→ WHAT YOU SHOULD DO
Find the lines in these entries that include the word "在直接教学课程模式中" and state how many there are, with no other words.

→ SUPPLIED DATA
......
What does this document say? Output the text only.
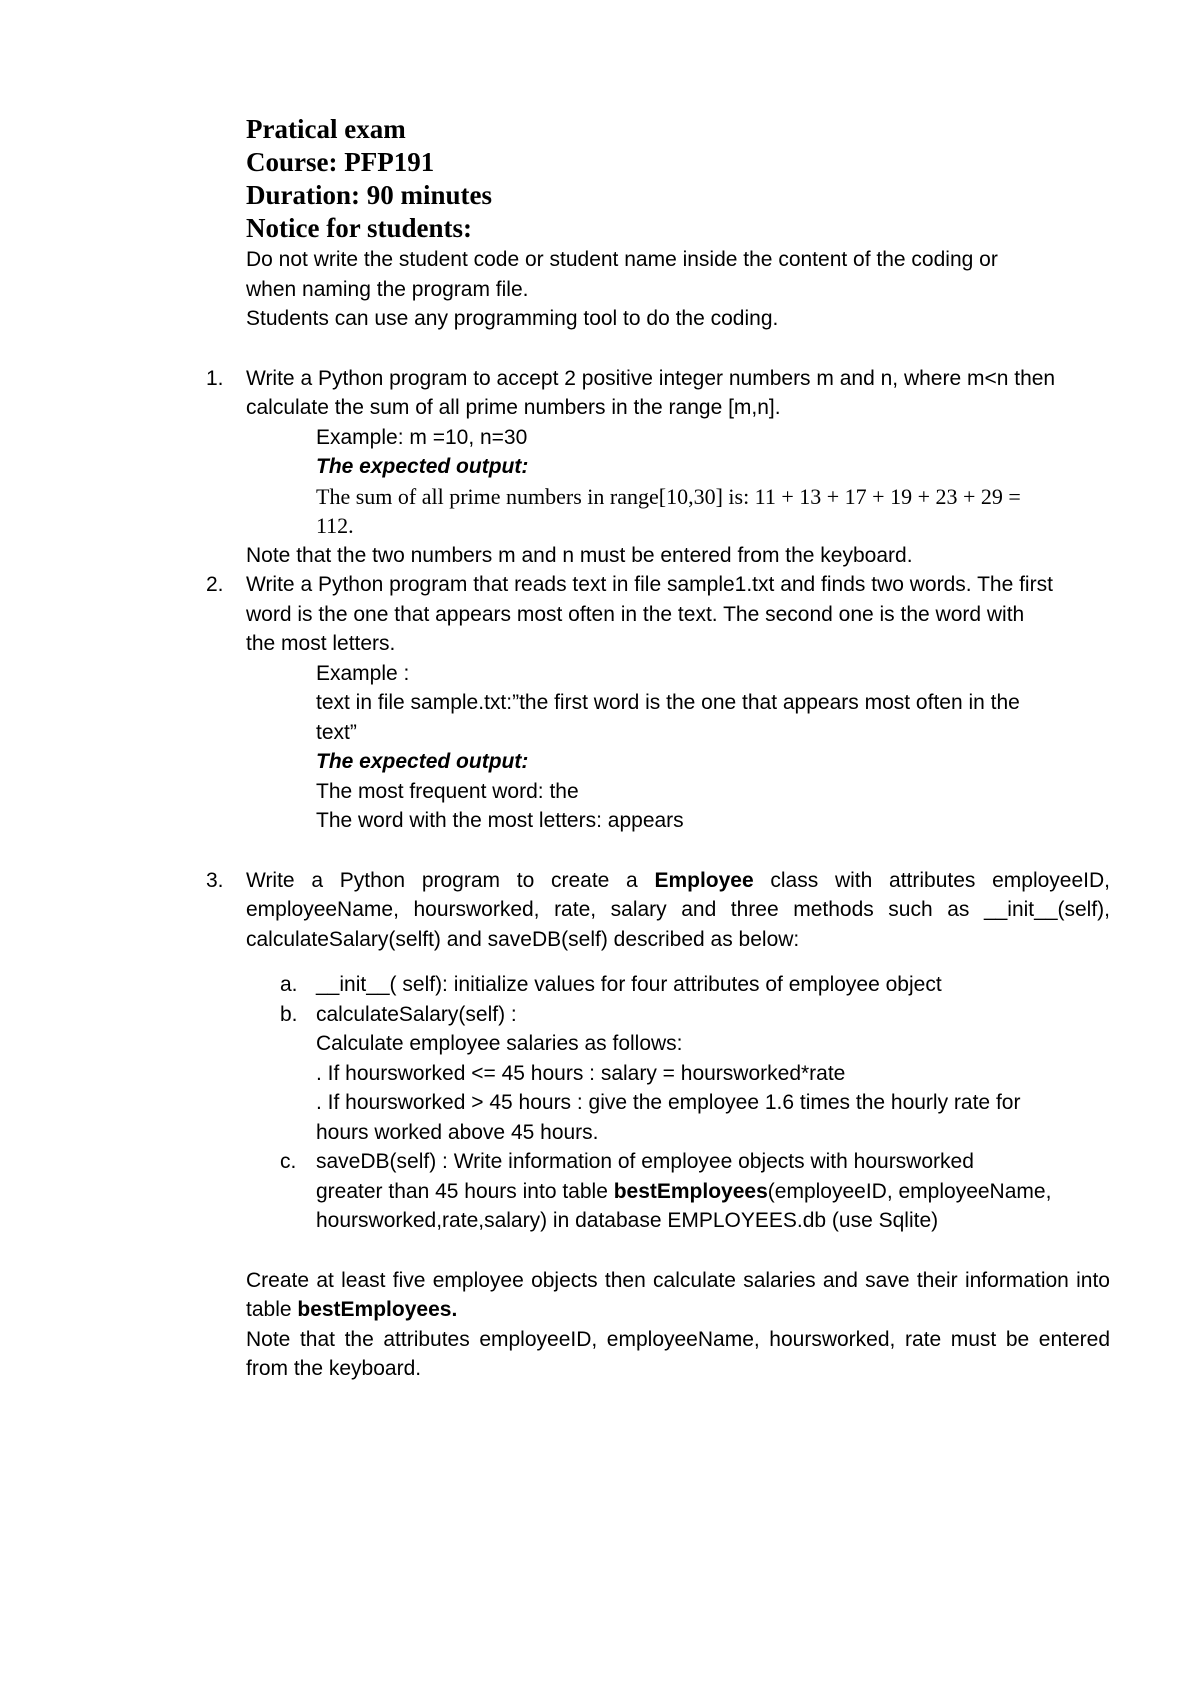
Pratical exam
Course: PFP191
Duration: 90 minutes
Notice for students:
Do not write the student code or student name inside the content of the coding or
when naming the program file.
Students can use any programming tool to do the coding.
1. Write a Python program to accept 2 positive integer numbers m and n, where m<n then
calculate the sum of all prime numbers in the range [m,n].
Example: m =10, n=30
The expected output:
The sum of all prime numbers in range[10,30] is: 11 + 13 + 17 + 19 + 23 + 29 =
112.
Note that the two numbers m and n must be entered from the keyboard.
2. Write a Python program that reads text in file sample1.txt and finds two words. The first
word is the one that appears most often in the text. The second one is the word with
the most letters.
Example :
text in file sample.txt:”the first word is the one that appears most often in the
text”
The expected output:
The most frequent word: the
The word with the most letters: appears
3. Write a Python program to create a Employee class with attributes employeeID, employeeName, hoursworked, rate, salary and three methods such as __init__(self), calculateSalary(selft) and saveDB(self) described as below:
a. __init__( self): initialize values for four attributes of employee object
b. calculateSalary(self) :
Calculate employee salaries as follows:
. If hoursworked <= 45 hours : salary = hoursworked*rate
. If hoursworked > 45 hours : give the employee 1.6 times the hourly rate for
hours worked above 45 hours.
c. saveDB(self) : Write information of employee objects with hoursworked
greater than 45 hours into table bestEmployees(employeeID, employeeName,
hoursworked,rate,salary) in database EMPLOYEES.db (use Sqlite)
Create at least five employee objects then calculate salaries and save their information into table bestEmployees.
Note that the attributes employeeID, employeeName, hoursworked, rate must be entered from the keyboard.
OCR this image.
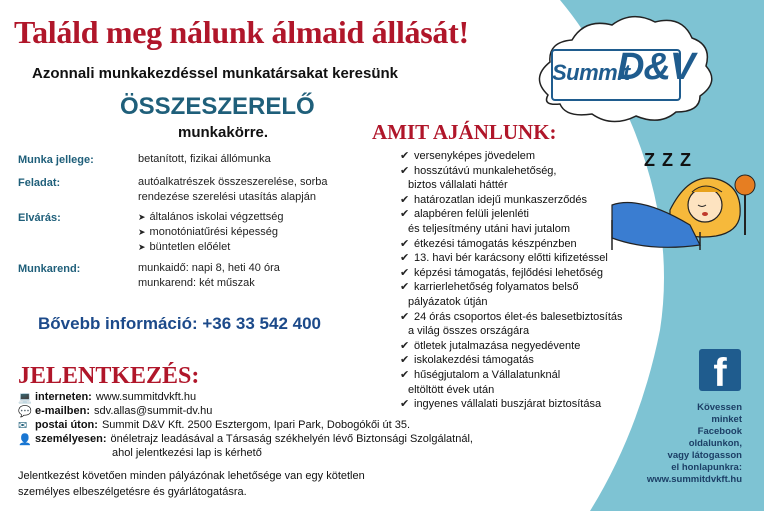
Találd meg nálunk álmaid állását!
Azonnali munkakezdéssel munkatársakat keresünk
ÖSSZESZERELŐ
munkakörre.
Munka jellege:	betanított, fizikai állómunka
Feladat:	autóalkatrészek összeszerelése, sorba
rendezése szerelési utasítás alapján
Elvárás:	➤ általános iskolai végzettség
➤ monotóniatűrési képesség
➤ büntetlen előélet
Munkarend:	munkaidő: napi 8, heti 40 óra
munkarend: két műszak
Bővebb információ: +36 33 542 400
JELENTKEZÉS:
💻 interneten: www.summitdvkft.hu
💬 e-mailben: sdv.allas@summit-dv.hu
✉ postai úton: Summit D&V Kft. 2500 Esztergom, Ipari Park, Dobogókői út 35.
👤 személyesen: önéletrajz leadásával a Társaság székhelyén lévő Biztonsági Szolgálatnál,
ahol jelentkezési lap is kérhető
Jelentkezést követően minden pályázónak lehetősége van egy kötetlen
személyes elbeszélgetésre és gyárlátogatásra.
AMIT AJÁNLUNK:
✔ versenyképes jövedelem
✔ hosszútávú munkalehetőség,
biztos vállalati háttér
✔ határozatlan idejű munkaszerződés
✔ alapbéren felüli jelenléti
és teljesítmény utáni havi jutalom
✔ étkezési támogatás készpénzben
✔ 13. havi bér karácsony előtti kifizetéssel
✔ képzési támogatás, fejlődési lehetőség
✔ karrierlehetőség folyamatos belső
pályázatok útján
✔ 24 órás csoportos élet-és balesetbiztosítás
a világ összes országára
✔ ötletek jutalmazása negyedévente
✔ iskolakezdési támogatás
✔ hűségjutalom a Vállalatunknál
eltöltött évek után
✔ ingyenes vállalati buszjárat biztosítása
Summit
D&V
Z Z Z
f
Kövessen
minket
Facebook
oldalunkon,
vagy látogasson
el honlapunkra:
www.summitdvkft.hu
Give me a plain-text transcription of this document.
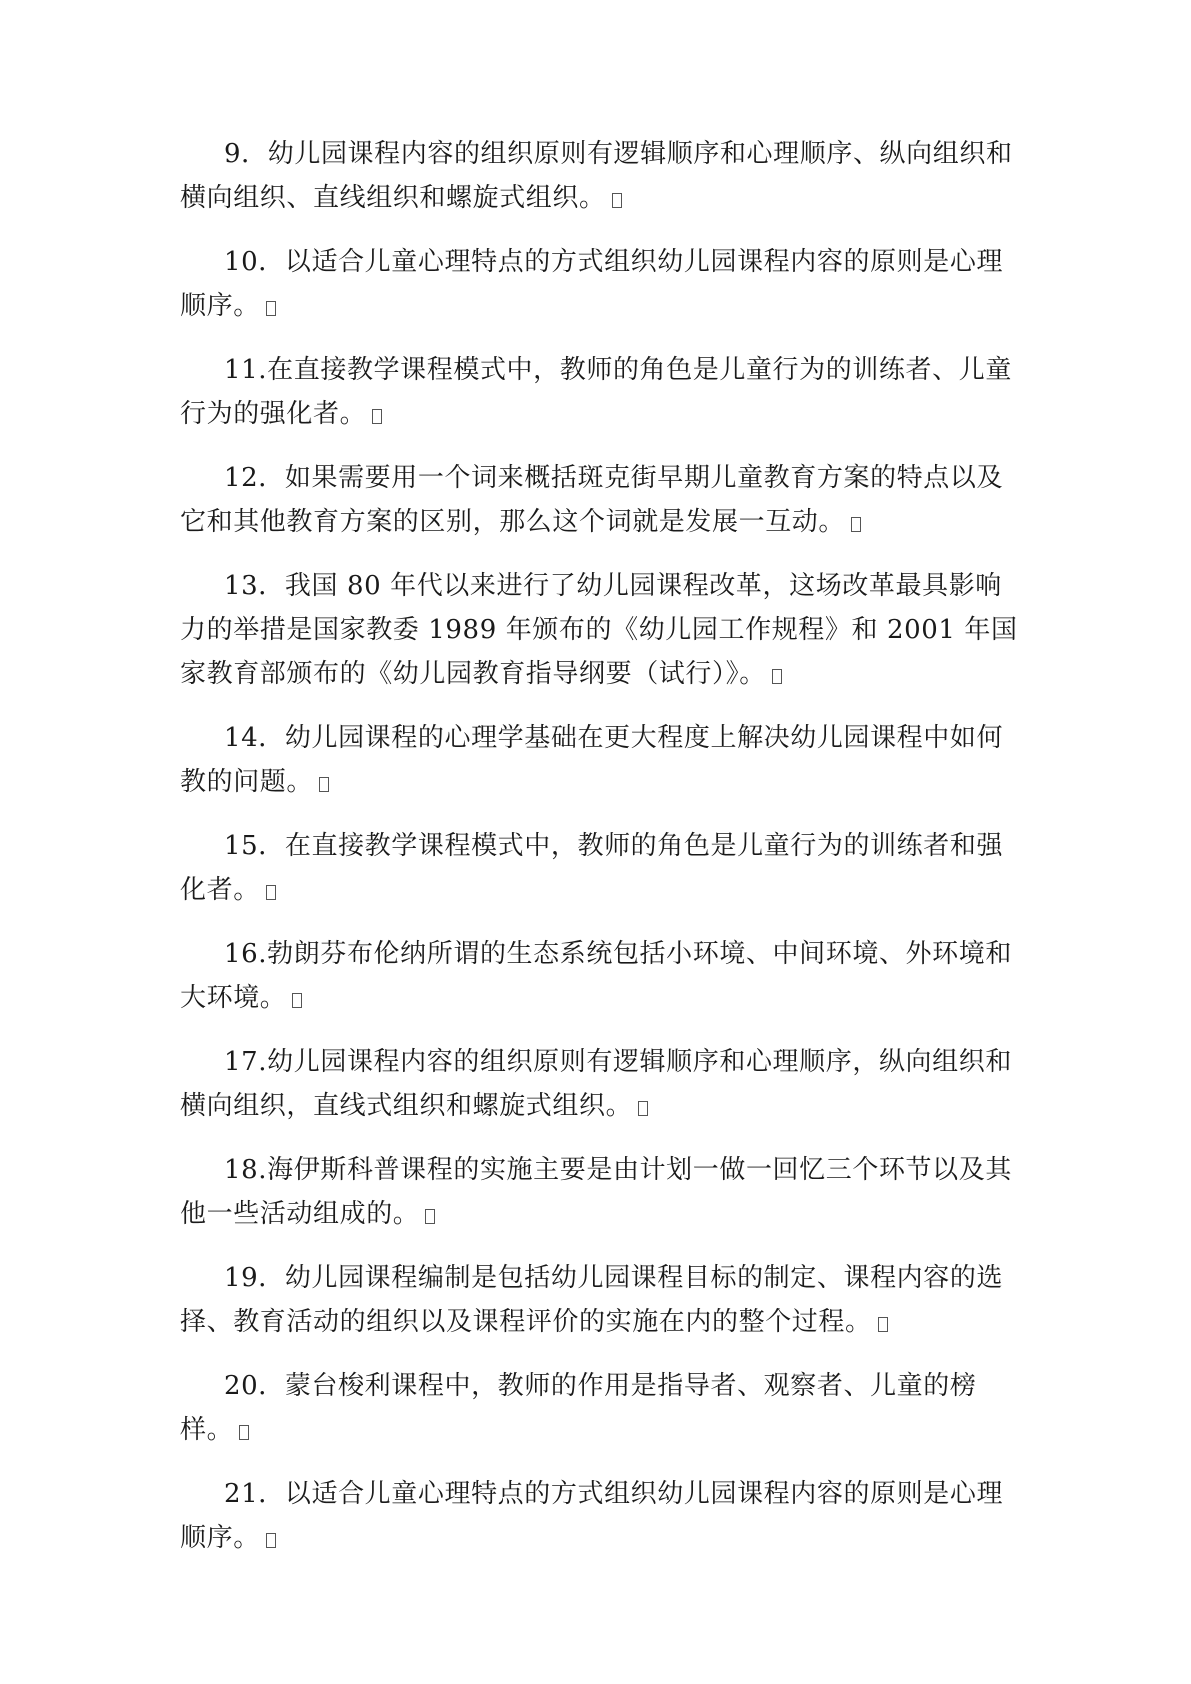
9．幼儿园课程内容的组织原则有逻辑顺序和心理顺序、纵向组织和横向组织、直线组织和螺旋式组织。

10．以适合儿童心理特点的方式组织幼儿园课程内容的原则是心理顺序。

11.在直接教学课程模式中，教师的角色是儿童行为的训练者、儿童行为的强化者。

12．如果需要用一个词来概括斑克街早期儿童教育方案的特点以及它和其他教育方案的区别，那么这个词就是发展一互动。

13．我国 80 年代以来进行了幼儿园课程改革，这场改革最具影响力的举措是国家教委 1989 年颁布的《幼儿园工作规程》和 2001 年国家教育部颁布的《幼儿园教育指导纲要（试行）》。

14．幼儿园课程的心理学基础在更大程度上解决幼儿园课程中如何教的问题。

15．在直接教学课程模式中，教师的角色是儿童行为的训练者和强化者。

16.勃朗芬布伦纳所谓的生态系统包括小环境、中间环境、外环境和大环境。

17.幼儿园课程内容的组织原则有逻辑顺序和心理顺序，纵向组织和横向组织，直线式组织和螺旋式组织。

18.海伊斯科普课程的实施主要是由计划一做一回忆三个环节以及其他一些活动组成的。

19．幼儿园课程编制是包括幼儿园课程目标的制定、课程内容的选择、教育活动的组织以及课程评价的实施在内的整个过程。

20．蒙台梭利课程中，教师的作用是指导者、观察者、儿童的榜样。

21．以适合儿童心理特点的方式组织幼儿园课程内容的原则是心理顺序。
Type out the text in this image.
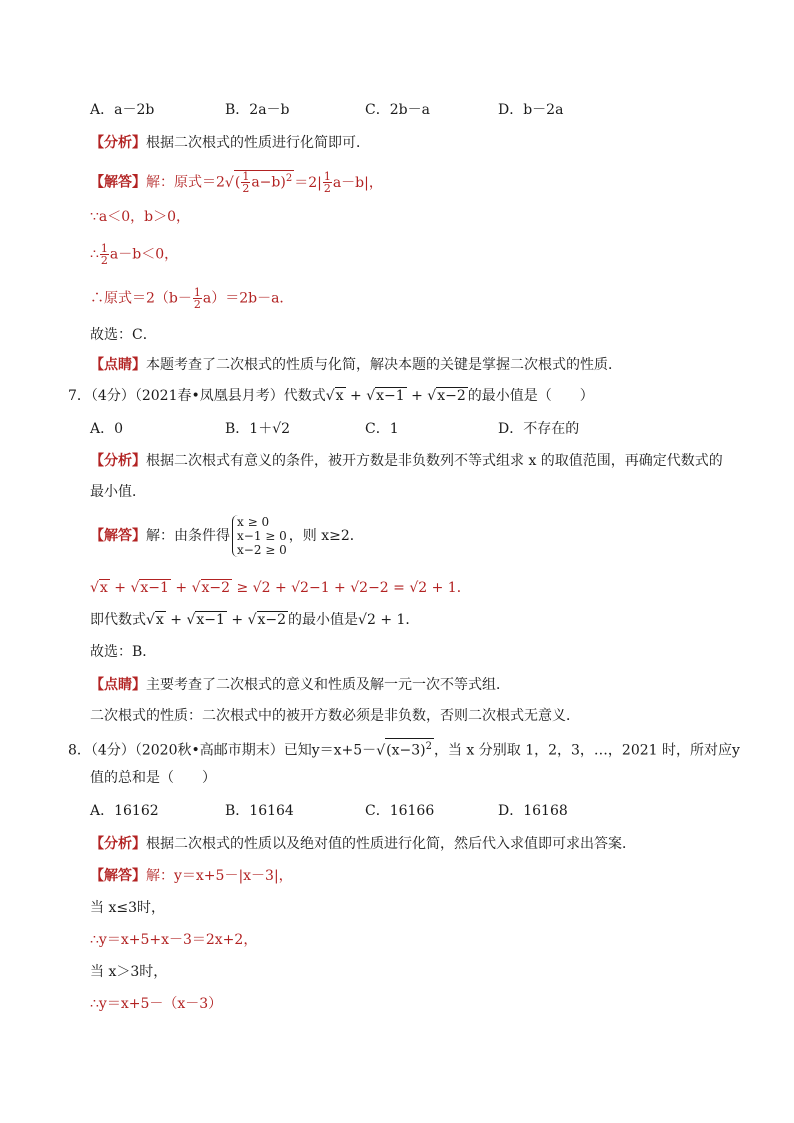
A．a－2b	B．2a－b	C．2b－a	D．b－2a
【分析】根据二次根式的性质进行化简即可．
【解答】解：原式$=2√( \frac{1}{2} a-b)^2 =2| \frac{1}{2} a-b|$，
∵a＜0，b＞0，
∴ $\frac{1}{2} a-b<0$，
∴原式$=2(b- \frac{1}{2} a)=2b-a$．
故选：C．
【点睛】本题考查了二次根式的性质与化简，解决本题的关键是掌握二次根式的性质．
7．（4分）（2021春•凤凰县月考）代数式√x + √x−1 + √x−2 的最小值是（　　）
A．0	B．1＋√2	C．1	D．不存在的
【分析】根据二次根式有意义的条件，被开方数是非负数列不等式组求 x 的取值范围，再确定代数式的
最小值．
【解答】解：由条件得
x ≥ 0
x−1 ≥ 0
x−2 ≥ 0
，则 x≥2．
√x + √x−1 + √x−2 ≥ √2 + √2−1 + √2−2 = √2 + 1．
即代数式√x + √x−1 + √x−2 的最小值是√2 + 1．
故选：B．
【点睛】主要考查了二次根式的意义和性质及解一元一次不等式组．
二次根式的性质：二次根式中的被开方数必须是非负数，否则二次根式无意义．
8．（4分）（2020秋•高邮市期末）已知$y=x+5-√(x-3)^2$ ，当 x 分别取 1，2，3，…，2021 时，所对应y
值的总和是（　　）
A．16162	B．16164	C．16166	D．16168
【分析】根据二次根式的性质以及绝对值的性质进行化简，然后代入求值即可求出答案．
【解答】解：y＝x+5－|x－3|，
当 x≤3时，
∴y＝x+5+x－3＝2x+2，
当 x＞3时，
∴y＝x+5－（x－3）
......
→ COMPLETED TASK
2